Return every line of the records below as a JSON list of strings, one string per line, leaving out any blank lines.

★ ★ ★ ★ ★

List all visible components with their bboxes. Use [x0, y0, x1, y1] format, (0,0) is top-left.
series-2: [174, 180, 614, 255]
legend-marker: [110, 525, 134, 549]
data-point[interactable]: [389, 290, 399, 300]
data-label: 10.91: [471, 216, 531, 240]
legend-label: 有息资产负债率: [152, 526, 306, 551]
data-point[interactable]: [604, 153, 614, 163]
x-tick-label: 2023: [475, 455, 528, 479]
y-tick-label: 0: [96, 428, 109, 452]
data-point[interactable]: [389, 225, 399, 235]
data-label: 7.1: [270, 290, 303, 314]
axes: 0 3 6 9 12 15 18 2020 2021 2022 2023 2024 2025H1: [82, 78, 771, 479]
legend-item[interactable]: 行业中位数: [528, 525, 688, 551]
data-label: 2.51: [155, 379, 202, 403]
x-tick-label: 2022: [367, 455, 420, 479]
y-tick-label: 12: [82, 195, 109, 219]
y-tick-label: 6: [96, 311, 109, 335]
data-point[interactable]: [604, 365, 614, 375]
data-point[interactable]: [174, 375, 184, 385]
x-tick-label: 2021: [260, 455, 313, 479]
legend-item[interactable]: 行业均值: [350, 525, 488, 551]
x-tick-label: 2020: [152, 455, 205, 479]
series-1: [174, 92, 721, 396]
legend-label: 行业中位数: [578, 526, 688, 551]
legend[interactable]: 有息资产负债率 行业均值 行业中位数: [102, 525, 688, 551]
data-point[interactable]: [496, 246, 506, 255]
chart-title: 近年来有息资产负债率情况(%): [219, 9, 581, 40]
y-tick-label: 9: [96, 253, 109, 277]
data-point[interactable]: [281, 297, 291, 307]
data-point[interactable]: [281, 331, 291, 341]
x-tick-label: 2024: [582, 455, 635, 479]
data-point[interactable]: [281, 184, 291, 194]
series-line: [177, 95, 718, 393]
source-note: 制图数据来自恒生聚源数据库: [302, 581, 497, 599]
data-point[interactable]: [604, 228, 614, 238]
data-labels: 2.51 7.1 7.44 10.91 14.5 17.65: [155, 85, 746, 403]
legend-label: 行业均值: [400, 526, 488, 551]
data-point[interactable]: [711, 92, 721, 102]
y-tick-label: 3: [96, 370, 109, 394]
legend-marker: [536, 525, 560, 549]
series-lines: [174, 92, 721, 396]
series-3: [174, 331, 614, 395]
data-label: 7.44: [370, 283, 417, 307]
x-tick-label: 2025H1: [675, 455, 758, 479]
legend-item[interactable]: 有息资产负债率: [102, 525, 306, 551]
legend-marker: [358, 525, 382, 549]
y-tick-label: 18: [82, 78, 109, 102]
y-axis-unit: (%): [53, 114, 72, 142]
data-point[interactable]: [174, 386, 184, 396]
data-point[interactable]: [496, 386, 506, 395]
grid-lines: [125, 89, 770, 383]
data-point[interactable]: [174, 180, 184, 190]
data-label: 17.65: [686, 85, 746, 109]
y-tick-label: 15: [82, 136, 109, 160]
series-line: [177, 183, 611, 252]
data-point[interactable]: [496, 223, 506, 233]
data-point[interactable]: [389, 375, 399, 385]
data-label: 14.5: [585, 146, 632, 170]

★ ★ ★ ★ ★

• ANSWER FOR THIS EXERCISE
[
  "List all visible components with their bboxes. Use [x0, y0, x1, y1] format, (0,0) is top-left.",
  "series-2: [174, 180, 614, 255]",
  "legend-marker: [110, 525, 134, 549]",
  "data-point[interactable]: [389, 290, 399, 300]",
  "data-label: 10.91: [471, 216, 531, 240]",
  "legend-label: 有息资产负债率: [152, 526, 306, 551]",
  "data-point[interactable]: [604, 153, 614, 163]",
  "x-tick-label: 2023: [475, 455, 528, 479]",
  "y-tick-label: 0: [96, 428, 109, 452]",
  "data-point[interactable]: [389, 225, 399, 235]",
  "data-label: 7.1: [270, 290, 303, 314]",
  "axes: 0 3 6 9 12 15 18 2020 2021 2022 2023 2024 2025H1: [82, 78, 771, 479]",
  "legend-item[interactable]: 行业中位数: [528, 525, 688, 551]",
  "data-label: 2.51: [155, 379, 202, 403]",
  "x-tick-label: 2022: [367, 455, 420, 479]",
  "y-tick-label: 12: [82, 195, 109, 219]",
  "y-tick-label: 6: [96, 311, 109, 335]",
  "data-point[interactable]: [604, 365, 614, 375]",
  "data-point[interactable]: [174, 375, 184, 385]",
  "x-tick-label: 2021: [260, 455, 313, 479]",
  "legend-item[interactable]: 行业均值: [350, 525, 488, 551]",
  "x-tick-label: 2020: [152, 455, 205, 479]",
  "series-1: [174, 92, 721, 396]",
  "legend-label: 行业中位数: [578, 526, 688, 551]",
  "legend[interactable]: 有息资产负债率 行业均值 行业中位数: [102, 525, 688, 551]",
  "data-point[interactable]: [496, 246, 506, 255]",
  "chart-title: 近年来有息资产负债率情况(%): [219, 9, 581, 40]",
  "y-tick-label: 9: [96, 253, 109, 277]",
  "data-point[interactable]: [281, 297, 291, 307]",
  "data-point[interactable]: [281, 331, 291, 341]",
  "x-tick-label: 2024: [582, 455, 635, 479]",
  "data-point[interactable]: [281, 184, 291, 194]",
  "series-line: [177, 95, 718, 393]",
  "source-note: 制图数据来自恒生聚源数据库: [302, 581, 497, 599]",
  "data-point[interactable]: [604, 228, 614, 238]",
  "data-labels: 2.51 7.1 7.44 10.91 14.5 17.65: [155, 85, 746, 403]",
  "legend-label: 行业均值: [400, 526, 488, 551]",
  "data-point[interactable]: [711, 92, 721, 102]",
  "y-tick-label: 3: [96, 370, 109, 394]",
  "legend-marker: [536, 525, 560, 549]",
  "series-lines: [174, 92, 721, 396]",
  "series-3: [174, 331, 614, 395]",
  "data-label: 7.44: [370, 283, 417, 307]",
  "x-tick-label: 2025H1: [675, 455, 758, 479]",
  "legend-item[interactable]: 有息资产负债率: [102, 525, 306, 551]",
  "legend-marker: [358, 525, 382, 549]",
  "y-tick-label: 18: [82, 78, 109, 102]",
  "y-axis-unit: (%): [53, 114, 72, 142]",
  "data-point[interactable]: [174, 386, 184, 396]",
  "data-point[interactable]: [496, 386, 506, 395]",
  "grid-lines: [125, 89, 770, 383]",
  "data-point[interactable]: [174, 180, 184, 190]",
  "data-label: 17.65: [686, 85, 746, 109]",
  "y-tick-label: 15: [82, 136, 109, 160]",
  "series-line: [177, 183, 611, 252]",
  "data-point[interactable]: [496, 223, 506, 233]",
  "data-point[interactable]: [389, 375, 399, 385]",
  "data-label: 14.5: [585, 146, 632, 170]"
]